Search the listing for "text" and copy every line where it appears.

——————

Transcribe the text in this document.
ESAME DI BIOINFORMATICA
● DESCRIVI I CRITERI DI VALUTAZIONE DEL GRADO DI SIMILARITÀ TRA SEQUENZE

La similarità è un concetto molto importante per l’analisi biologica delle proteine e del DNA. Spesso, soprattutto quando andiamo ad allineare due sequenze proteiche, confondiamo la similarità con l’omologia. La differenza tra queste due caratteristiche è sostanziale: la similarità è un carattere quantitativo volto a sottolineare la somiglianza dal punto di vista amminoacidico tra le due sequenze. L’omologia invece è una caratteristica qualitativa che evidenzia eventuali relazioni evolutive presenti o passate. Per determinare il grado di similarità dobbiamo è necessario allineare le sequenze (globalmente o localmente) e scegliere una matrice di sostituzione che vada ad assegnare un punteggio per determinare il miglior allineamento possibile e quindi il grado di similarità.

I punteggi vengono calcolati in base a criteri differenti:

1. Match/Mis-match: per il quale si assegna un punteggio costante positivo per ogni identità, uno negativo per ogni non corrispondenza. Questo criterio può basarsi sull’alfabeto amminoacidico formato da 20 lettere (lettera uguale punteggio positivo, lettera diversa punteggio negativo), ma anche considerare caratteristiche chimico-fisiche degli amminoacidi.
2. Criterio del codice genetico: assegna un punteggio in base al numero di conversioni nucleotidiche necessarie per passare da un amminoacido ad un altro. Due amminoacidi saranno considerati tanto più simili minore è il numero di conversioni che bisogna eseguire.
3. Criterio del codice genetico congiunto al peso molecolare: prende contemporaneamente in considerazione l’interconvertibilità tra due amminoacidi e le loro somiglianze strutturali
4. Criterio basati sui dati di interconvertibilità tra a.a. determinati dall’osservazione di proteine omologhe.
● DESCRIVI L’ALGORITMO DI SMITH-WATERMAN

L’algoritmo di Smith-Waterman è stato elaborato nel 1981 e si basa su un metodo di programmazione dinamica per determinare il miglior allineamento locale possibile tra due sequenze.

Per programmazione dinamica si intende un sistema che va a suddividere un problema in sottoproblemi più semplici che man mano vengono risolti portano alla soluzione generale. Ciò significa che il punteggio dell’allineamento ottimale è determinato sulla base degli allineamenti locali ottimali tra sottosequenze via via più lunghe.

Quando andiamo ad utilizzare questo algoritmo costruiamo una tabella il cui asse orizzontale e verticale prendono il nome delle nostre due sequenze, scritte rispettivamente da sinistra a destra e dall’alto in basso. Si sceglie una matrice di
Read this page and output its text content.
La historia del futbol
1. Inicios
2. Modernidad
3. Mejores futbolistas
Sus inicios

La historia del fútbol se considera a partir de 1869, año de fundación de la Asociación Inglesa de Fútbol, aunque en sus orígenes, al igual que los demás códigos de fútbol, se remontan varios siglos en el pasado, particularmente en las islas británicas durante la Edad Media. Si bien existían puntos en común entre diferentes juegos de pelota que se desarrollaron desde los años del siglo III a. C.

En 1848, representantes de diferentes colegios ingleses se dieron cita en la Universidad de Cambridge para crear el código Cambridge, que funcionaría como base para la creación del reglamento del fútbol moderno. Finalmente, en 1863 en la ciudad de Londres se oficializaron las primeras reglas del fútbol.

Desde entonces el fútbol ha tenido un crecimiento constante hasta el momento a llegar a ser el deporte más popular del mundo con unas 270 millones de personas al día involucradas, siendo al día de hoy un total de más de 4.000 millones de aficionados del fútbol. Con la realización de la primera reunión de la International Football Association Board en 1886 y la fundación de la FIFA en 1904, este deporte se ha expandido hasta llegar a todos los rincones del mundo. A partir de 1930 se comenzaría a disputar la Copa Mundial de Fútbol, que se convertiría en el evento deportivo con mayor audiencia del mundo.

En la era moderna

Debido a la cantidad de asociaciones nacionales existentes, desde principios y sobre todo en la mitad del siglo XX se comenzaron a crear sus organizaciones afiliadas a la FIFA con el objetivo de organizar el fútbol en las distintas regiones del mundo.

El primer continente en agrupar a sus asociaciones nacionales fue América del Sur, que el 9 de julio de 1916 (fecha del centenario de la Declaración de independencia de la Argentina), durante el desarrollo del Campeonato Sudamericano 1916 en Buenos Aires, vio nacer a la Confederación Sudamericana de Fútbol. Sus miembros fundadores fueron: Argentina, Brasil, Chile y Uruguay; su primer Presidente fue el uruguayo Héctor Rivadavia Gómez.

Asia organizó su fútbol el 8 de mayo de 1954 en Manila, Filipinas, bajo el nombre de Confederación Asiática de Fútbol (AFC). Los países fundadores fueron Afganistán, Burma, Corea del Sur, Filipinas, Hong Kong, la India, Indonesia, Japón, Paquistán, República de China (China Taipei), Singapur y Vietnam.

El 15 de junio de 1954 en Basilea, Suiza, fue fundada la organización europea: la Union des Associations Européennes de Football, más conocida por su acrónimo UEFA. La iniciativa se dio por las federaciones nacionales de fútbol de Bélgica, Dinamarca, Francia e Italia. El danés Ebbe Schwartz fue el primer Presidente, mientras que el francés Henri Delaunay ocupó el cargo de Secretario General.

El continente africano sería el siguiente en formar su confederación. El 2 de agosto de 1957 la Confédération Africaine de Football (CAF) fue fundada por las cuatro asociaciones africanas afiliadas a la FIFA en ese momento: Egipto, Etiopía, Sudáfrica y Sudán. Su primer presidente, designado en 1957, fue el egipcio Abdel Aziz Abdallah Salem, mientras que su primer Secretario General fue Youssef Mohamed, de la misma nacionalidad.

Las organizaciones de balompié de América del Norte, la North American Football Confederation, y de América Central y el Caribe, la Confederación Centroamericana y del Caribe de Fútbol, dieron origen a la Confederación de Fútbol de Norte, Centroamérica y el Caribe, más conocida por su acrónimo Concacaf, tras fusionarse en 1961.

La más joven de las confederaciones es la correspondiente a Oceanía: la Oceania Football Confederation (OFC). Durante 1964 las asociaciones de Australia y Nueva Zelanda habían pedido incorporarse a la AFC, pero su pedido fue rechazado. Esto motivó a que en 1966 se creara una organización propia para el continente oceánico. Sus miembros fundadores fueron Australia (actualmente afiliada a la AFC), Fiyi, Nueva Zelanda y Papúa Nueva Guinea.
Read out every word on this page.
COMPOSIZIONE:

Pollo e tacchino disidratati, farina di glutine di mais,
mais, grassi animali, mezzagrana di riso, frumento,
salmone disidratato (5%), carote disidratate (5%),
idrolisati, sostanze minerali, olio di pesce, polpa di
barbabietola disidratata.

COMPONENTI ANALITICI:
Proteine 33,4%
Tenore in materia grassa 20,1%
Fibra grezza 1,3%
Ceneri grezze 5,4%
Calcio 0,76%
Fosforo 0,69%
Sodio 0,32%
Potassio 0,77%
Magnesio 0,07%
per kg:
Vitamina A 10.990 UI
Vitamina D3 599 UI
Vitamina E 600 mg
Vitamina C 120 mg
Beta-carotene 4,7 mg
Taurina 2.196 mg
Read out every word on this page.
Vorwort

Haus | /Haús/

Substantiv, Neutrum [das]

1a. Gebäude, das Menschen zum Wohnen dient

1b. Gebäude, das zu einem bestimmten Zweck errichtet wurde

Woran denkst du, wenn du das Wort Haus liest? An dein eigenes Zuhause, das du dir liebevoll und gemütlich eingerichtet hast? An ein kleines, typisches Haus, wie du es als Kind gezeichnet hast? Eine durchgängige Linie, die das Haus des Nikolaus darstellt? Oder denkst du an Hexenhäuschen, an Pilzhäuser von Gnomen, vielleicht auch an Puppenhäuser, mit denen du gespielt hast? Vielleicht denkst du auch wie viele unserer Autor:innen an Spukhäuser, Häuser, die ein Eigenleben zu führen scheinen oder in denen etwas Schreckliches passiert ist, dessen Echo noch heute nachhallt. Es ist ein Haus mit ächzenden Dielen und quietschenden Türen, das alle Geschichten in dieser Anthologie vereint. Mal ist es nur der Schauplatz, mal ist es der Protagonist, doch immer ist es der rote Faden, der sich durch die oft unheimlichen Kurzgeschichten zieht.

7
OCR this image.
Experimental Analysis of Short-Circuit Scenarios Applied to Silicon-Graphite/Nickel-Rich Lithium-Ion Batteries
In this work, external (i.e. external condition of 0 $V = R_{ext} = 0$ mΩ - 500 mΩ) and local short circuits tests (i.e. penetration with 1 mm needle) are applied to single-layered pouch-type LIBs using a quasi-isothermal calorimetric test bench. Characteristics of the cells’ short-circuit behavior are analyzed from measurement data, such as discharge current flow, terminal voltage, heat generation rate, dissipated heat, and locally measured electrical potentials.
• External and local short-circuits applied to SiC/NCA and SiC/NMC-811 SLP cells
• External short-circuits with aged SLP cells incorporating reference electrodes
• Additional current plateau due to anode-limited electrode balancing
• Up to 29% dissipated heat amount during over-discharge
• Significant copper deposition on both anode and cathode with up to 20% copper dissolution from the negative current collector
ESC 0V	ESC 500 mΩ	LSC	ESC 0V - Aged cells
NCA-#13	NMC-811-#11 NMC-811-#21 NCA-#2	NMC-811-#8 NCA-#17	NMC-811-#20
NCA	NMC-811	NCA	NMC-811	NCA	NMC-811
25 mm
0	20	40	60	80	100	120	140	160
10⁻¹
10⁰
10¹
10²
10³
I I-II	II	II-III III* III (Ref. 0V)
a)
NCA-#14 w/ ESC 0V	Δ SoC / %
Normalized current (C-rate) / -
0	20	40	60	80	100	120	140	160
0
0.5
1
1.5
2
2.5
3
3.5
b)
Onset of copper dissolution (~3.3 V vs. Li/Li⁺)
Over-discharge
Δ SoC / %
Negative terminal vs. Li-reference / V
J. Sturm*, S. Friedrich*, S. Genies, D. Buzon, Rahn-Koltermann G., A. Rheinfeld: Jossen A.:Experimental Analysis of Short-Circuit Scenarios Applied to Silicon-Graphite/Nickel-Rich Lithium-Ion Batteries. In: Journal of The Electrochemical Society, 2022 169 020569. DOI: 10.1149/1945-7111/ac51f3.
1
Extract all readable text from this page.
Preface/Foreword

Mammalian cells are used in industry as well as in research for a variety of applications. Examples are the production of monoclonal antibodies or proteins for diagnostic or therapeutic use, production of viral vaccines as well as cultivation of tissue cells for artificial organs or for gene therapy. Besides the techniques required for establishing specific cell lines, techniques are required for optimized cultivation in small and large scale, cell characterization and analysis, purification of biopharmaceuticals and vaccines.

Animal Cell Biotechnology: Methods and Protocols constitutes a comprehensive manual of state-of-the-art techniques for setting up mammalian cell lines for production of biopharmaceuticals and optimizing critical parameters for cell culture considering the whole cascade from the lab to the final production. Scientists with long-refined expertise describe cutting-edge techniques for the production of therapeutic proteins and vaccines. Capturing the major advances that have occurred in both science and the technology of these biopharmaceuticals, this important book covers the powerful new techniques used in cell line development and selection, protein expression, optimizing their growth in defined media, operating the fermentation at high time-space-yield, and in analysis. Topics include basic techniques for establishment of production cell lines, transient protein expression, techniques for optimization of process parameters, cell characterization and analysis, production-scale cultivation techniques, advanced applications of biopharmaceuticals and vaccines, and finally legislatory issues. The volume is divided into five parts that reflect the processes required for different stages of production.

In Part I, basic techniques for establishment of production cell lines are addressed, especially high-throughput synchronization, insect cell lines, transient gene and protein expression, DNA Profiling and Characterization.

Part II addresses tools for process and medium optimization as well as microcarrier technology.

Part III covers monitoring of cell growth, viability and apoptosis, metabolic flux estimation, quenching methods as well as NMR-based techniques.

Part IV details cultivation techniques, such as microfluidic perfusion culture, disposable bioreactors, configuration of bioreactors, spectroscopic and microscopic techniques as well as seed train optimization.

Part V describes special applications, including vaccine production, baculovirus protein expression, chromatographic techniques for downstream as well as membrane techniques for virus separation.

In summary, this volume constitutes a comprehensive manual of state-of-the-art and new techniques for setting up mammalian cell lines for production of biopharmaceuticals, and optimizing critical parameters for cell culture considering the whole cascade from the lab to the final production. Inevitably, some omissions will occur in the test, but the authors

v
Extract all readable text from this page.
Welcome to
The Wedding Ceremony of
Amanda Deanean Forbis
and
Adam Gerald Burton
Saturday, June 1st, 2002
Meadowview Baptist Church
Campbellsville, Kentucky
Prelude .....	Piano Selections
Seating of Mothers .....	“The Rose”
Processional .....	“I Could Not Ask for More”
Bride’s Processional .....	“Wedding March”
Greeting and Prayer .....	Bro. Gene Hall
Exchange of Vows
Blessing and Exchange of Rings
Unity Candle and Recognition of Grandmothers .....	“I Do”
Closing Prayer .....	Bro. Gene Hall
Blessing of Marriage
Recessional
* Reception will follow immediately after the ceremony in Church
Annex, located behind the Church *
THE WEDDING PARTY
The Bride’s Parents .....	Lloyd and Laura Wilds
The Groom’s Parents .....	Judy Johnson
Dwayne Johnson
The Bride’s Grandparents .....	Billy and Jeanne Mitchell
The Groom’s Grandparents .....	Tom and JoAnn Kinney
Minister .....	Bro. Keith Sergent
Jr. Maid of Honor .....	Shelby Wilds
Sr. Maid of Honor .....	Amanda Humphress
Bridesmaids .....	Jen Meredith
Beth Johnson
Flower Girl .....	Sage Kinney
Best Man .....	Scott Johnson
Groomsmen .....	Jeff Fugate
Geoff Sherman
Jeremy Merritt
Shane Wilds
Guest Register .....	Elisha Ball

——————

▶ _Written solution_:
Transcribe the text in this document.
Read this page and output its text content.
Extract all readable text from this page.
Extract all readable text from this page.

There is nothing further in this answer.